* ENTRIES PROVIDED *
----
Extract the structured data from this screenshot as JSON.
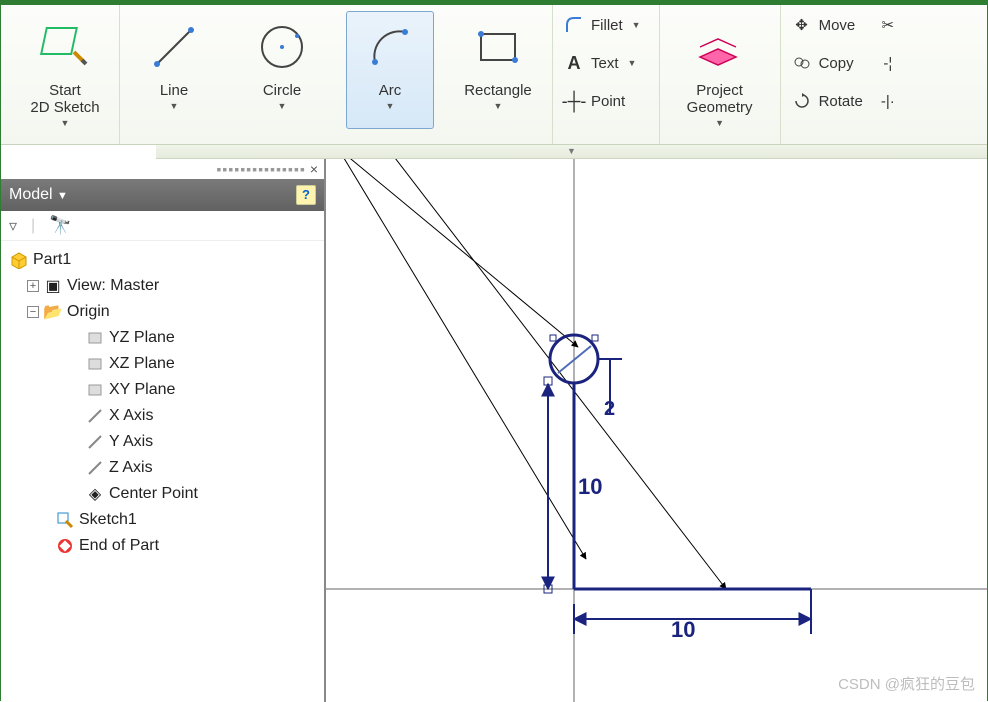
{
  "ribbon": {
    "start_sketch": "Start\n2D Sketch",
    "line": "Line",
    "circle": "Circle",
    "arc": "Arc",
    "rectangle": "Rectangle",
    "fillet": "Fillet",
    "text": "Text",
    "point": "Point",
    "project_geometry": "Project\nGeometry",
    "move": "Move",
    "copy": "Copy",
    "rotate": "Rotate"
  },
  "panel": {
    "title": "Model",
    "close_glyph": "×"
  },
  "tree": {
    "root": "Part1",
    "view": "View: Master",
    "origin": "Origin",
    "planes": [
      "YZ Plane",
      "XZ Plane",
      "XY Plane"
    ],
    "axes": [
      "X Axis",
      "Y Axis",
      "Z Axis"
    ],
    "center_point": "Center Point",
    "sketch": "Sketch1",
    "end": "End of Part"
  },
  "sketch_dims": {
    "d1": "2",
    "d2": "10",
    "d3": "10"
  },
  "watermark": "CSDN @疯狂的豆包"
}
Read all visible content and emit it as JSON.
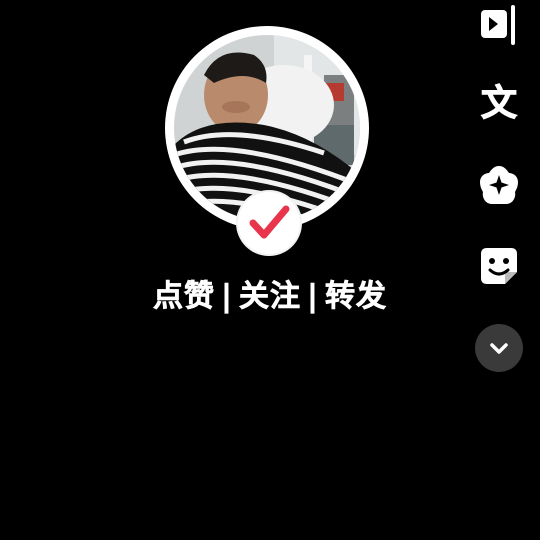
{
  "caption": {
    "part1": "点赞",
    "part2": "关注",
    "part3": "转发",
    "separator": "|"
  },
  "avatar": {
    "badge_icon": "checkmark-icon",
    "badge_color": "#e8354c"
  },
  "right_toolbar": {
    "text_tool_label": "文",
    "items": [
      {
        "icon": "flip-icon"
      },
      {
        "icon": "text-icon"
      },
      {
        "icon": "effects-icon"
      },
      {
        "icon": "sticker-icon"
      },
      {
        "icon": "chevron-down-icon"
      }
    ]
  },
  "colors": {
    "background": "#000000",
    "foreground": "#ffffff",
    "more_button_bg": "#3a3a3a"
  }
}
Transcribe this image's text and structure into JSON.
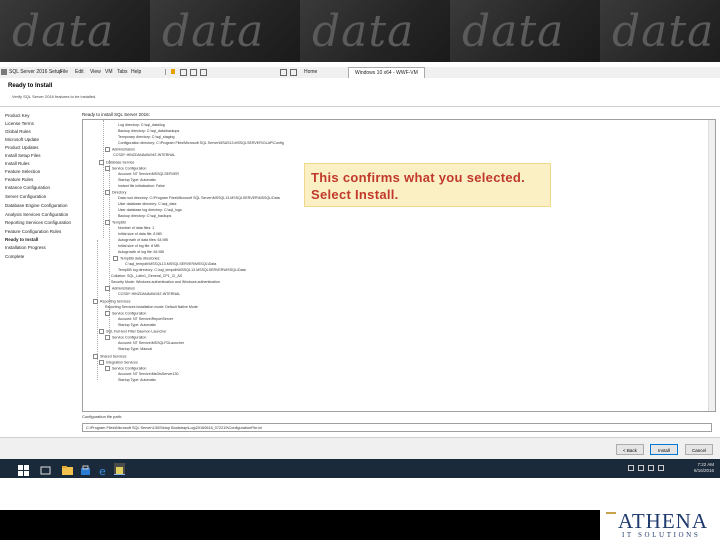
{
  "banner": {
    "watermark": "data"
  },
  "window": {
    "title": "SQL Server 2016 Setup",
    "menu": [
      "File",
      "Edit",
      "View",
      "VM",
      "Tabs",
      "Help"
    ],
    "tabs": [
      "Home",
      "Windows 10 x64 - WWF-VM"
    ]
  },
  "header": {
    "title": "Ready to Install",
    "subtitle": "Verify SQL Server 2016 features to be installed."
  },
  "sidebar": {
    "items": [
      "Product Key",
      "License Terms",
      "Global Rules",
      "Microsoft Update",
      "Product Updates",
      "Install Setup Files",
      "Install Rules",
      "Feature Selection",
      "Feature Rules",
      "Instance Configuration",
      "Server Configuration",
      "Database Engine Configuration",
      "Analysis Services Configuration",
      "Reporting Services Configuration",
      "Feature Configuration Rules",
      "Ready to Install",
      "Installation Progress",
      "Complete"
    ],
    "current_index": 15
  },
  "tree": {
    "title": "Ready to install SQL Server 2016:",
    "lines": [
      "Log directory: C:\\sql_data\\log",
      "Backup directory: C:\\sql_data\\backups",
      "Temporary directory: C:\\sql_staging",
      "Configuration directory: C:\\Program Files\\Microsoft SQL Server\\MSAS13.MSSQLSERVER\\OLAP\\Config",
      "Administrators",
      "CCSD\\*.HINZDANAAW.MZ.INTERNAL",
      "Database Service",
      "Service Configuration",
      "Account: NT Service\\MSSQLSERVER",
      "Startup Type: Automatic",
      "Instant file initialization: False",
      "Directory",
      "Data root directory: C:\\Program Files\\Microsoft SQL Server\\MSSQL13.MSSQLSERVER\\MSSQL\\Data",
      "User database directory: C:\\sql_data",
      "User database log directory: C:\\sql_logs",
      "Backup directory: C:\\sql_backups",
      "TempDB",
      "Number of data files: 1",
      "Initial size of data file: 8 MB",
      "Autogrowth of data files: 64 MB",
      "Initial size of log file: 8 MB",
      "Autogrowth of log file: 64 MB",
      "TempDB data directories:",
      "C:\\sql_tempdb\\MSSQL13.MSSQLSERVER\\MSSQL\\Data",
      "TempDB log directory: C:\\sql_tempdb\\MSSQL13.MSSQLSERVER\\MSSQL\\Data",
      "Collation: SQL_Latin1_General_CP1_CI_AS",
      "Security Mode: Windows authentication and Windows authentication",
      "Administrators",
      "CCSD\\*.HINZDANAAW.MZ.INTERNAL",
      "Reporting Services",
      "Reporting Services installation mode: Default Native Mode",
      "Service Configuration",
      "Account: NT Service\\ReportServer",
      "Startup Type: Automatic",
      "SQL Full-text Filter Daemon Launcher",
      "Service Configuration",
      "Account: NT Service\\MSSQLFDLauncher",
      "Startup Type: Manual",
      "Shared Services",
      "Integration Services",
      "Service Configuration",
      "Account: NT Service\\MsDtsServer130",
      "Startup Type: Automatic"
    ]
  },
  "config": {
    "label": "Configuration file path:",
    "path": "C:\\Program Files\\Microsoft SQL Server\\130\\Setup Bootstrap\\Log\\20160616_072219\\ConfigurationFile.ini"
  },
  "buttons": {
    "back": "< Back",
    "install": "Install",
    "cancel": "Cancel"
  },
  "taskbar": {
    "time": "7:22 AM",
    "date": "6/16/2016"
  },
  "callout": {
    "line1": "This confirms what you selected.",
    "line2": "Select Install."
  },
  "logo": {
    "name": "ATHENA",
    "tagline": "IT SOLUTIONS"
  },
  "colors": {
    "callout_bg": "#fbf0c4",
    "callout_text": "#c0392b",
    "taskbar": "#1b2a3a",
    "logo": "#1f3b6e"
  }
}
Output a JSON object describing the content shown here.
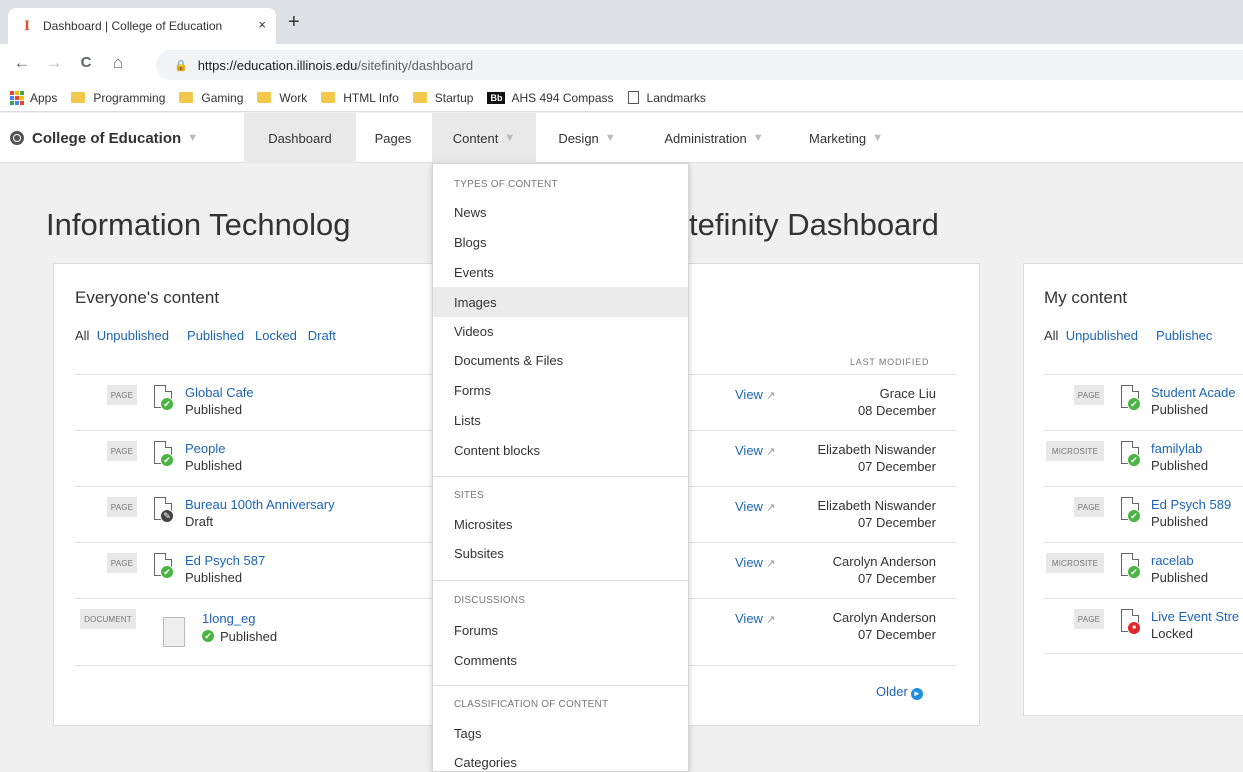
{
  "browser": {
    "tab_title": "Dashboard | College of Education",
    "tab_close": "×",
    "new_tab": "+",
    "favicon": "I",
    "url_host": "https://education.illinois.edu",
    "url_path": "/sitefinity/dashboard",
    "back_icon": "←",
    "forward_icon": "→",
    "reload_icon": "C",
    "home_icon": "⌂",
    "lock_icon": "🔒",
    "bookmarks": [
      "Apps",
      "Programming",
      "Gaming",
      "Work",
      "HTML Info",
      "Startup",
      "AHS 494 Compass",
      "Landmarks"
    ],
    "bb_label": "Bb"
  },
  "nav": {
    "site_name": "College of Education",
    "caret": "▼",
    "items": [
      "Dashboard",
      "Pages",
      "Content",
      "Design",
      "Administration",
      "Marketing"
    ]
  },
  "page": {
    "title": "Information Technology Services Sitefinity Dashboard",
    "title_left": "Information Technolog",
    "title_right": "tefinity Dashboard"
  },
  "everyone": {
    "heading": "Everyone's content",
    "filters": [
      "All",
      "Unpublished",
      "Published",
      "Locked",
      "Draft"
    ],
    "last_modified": "LAST MODIFIED",
    "view_label": "View",
    "older": "Older",
    "rows": [
      {
        "tag": "PAGE",
        "title": "Global Cafe",
        "status": "Published",
        "who": "Grace Liu",
        "date": "08 December"
      },
      {
        "tag": "PAGE",
        "title": "People",
        "status": "Published",
        "who": "Elizabeth Niswander",
        "date": "07 December"
      },
      {
        "tag": "PAGE",
        "title": "Bureau 100th Anniversary",
        "status": "Draft",
        "who": "Elizabeth Niswander",
        "date": "07 December"
      },
      {
        "tag": "PAGE",
        "title": "Ed Psych 587",
        "status": "Published",
        "who": "Carolyn Anderson",
        "date": "07 December"
      },
      {
        "tag": "DOCUMENT",
        "title": "1long_eg",
        "status": "Published",
        "who": "Carolyn Anderson",
        "date": "07 December"
      }
    ]
  },
  "mine": {
    "heading": "My content",
    "filters": [
      "All",
      "Unpublished",
      "Publishec"
    ],
    "rows": [
      {
        "tag": "PAGE",
        "title": "Student Acade",
        "status": "Published"
      },
      {
        "tag": "MICROSITE",
        "title": "familylab",
        "status": "Published"
      },
      {
        "tag": "PAGE",
        "title": "Ed Psych 589",
        "status": "Published"
      },
      {
        "tag": "MICROSITE",
        "title": "racelab",
        "status": "Published"
      },
      {
        "tag": "PAGE",
        "title": "Live Event Stre",
        "status": "Locked"
      }
    ]
  },
  "dropdown": {
    "sections": {
      "types": "TYPES OF CONTENT",
      "sites": "SITES",
      "discussions": "DISCUSSIONS",
      "classification": "CLASSIFICATION OF CONTENT"
    },
    "types": [
      "News",
      "Blogs",
      "Events",
      "Images",
      "Videos",
      "Documents & Files",
      "Forms",
      "Lists",
      "Content blocks"
    ],
    "sites": [
      "Microsites",
      "Subsites"
    ],
    "discussions": [
      "Forums",
      "Comments"
    ],
    "classification": [
      "Tags",
      "Categories"
    ]
  },
  "icons": {
    "check": "✔",
    "pencil": "✎",
    "locked": "■",
    "external": "↗",
    "older_arrow": "►"
  }
}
----
* REQUIREMENTS *
Write down every line of the data above that includes the string "Account".

* SOLUTION BELOW *
      "Account: NT Service\\MSSQLSERVER",
      "Account: NT Service\\ReportServer",
      "Account: NT Service\\MSSQLFDLauncher",
      "Account: NT Service\\MsDtsServer130",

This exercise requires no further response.